SQL is a language used to connect or access the data stored in a Relational Database Management System by using sintax that allows us to query relational database by creating objects like, database, tables, read/write and access those tables.

For example, if we work at a company that have databases storing customer information, employees information, sales information etc., as a data analyst user, we could form an SQL query (a question) that asks for exactly what we want to know about those data. The figure below shows us a representative example:

A Database Management System (DMBS) is a computerized system that enables users to create and maintain a database, facilitates the process of defining, constructing, manipulating and sharing databases among various users and applications.

The standard SQL commands to interact with Relational Databases are CREATE, DROP, SELECT, INSERT, UPDATE, and DELETE. These commands can be grouped into 2 subsets:

The Data Definition Language (DDL) which are statements used to define the structure of the database, create tables, specify their keys, data types, constraints of the data to be stored in the database and so on. The key, entity integrity, and referential integrity constraints are specified by the Data Definition Language.

The Data Manipulation Language (DML) includes functions such as querying (read) the database to extract specific data, updating the database, insert new data and deletes data from a database so, collectively, these four functions are affectionately abbreviated as CRUD. The word, created, is generally used instead of insert.

## [Requests]
1) According to the SQL overview, which constraints does the Data Definition Language specify?
2) Write out the passage of the SQL overview between "The Data Manipulation" and "instead of insert.", inclusive.

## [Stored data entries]
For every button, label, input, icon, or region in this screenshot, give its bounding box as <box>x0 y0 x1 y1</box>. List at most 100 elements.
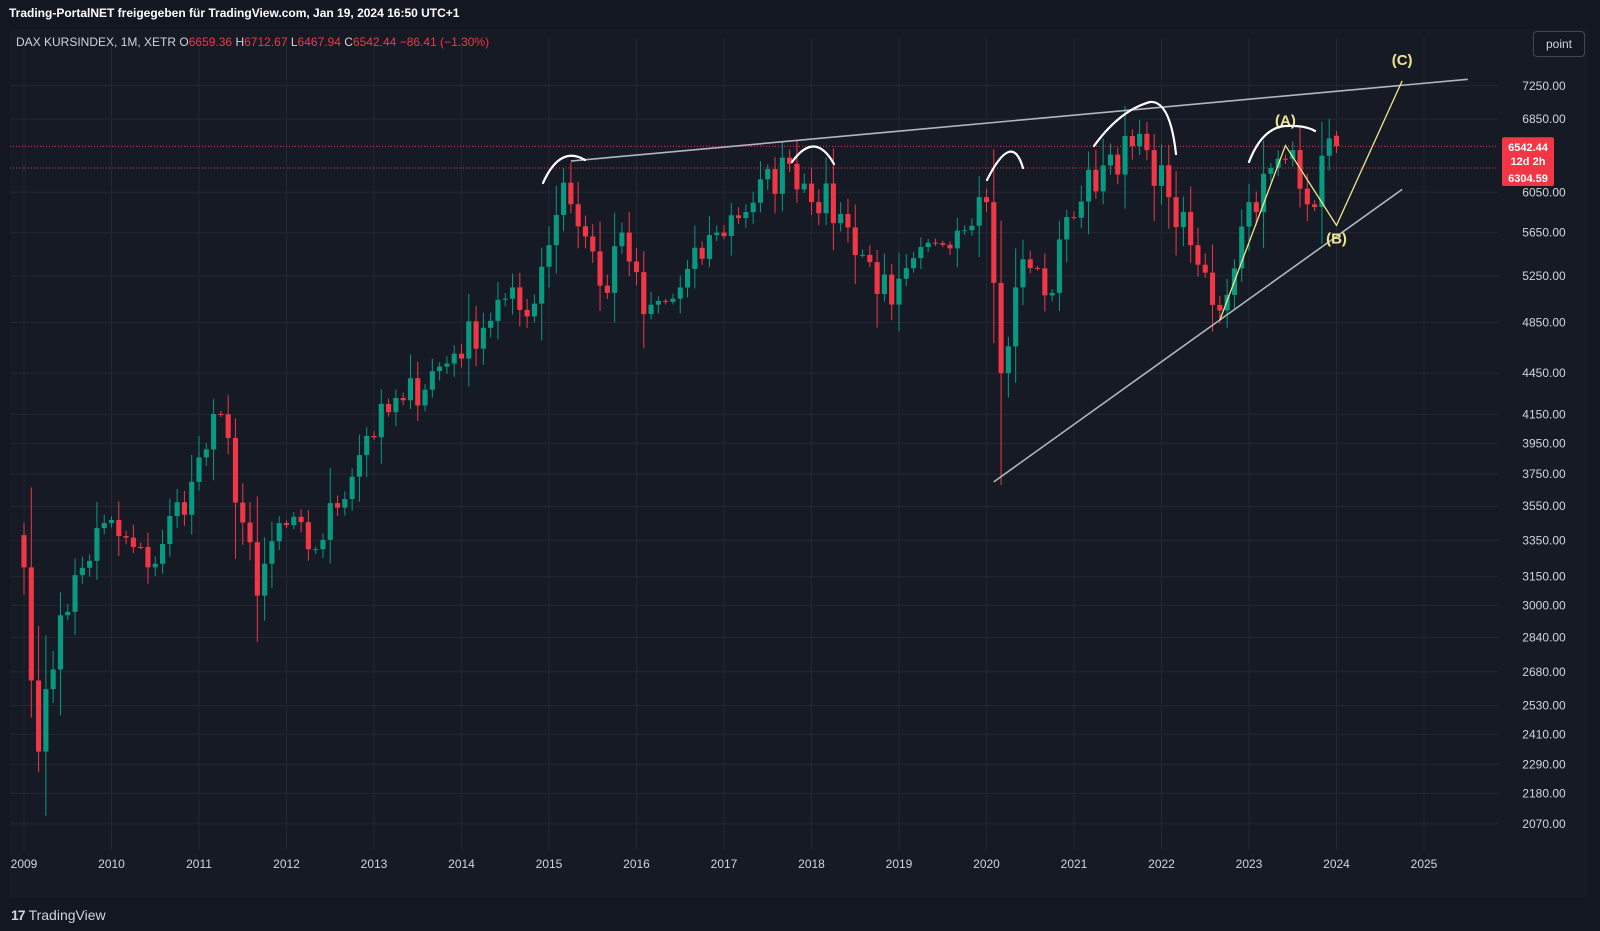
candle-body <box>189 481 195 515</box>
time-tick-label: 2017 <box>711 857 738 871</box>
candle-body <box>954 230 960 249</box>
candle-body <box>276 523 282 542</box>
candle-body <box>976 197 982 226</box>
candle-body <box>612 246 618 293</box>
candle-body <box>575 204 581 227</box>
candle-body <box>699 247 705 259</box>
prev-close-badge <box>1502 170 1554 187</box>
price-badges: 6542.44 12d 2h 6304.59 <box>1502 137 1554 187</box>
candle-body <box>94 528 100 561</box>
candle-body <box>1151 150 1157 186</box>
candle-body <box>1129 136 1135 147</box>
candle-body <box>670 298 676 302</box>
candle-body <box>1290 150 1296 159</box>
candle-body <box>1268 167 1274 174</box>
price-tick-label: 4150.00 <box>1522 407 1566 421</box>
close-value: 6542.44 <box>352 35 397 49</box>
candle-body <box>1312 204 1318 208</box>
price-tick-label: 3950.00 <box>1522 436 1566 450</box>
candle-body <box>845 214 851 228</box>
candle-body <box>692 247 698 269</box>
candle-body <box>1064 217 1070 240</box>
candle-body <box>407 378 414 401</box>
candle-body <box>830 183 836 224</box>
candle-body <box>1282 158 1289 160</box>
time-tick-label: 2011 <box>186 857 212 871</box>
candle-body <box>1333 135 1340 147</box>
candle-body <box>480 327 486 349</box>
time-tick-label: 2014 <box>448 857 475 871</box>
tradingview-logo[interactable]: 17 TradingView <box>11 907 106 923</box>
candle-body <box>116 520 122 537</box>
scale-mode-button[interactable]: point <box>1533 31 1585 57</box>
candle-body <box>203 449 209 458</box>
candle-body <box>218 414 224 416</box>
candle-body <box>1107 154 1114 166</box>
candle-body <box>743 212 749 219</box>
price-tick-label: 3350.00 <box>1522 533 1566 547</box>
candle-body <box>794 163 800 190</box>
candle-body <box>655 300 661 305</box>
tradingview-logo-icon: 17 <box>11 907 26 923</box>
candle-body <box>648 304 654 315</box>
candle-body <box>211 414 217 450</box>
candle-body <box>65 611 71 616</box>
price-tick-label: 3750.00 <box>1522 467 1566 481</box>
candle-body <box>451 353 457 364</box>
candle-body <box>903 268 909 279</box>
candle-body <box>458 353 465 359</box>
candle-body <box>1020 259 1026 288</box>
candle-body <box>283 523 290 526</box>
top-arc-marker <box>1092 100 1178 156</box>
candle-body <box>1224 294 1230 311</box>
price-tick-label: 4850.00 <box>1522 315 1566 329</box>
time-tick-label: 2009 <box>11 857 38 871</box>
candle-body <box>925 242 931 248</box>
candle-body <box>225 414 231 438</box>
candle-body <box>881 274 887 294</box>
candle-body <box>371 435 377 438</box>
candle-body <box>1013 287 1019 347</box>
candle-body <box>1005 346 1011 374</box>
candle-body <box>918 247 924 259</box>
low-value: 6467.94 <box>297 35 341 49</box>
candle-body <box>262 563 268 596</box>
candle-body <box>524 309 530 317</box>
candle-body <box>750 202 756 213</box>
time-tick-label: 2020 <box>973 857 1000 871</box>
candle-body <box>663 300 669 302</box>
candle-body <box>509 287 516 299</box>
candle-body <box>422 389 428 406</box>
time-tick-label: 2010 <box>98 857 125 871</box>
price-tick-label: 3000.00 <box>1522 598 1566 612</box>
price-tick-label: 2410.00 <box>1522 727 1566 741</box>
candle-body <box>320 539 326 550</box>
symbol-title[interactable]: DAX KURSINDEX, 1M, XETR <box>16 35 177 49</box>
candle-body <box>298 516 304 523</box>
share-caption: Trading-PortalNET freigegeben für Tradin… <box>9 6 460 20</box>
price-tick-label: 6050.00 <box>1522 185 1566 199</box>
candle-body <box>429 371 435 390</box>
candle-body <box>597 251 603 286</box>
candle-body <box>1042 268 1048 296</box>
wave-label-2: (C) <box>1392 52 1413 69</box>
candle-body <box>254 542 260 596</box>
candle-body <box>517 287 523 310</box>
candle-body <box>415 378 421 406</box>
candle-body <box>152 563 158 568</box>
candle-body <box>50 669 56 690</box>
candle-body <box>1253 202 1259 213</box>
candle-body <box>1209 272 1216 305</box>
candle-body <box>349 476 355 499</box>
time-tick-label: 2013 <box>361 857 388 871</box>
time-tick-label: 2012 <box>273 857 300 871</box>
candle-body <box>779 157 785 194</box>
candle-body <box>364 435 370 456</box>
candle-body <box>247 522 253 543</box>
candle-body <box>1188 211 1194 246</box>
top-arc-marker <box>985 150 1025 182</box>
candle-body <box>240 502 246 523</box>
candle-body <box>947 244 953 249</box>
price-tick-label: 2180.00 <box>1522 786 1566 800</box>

## [Final answers]
1) The key, entity integrity, and referential integrity constraints.

2)
The Data Manipulation Language (DML) includes functions such as querying (read) the database to extract specific data, updating the database, insert new data and deletes data from a database so, collectively, these four functions are affectionately abbreviated as CRUD. The word, created, is generally used instead of insert.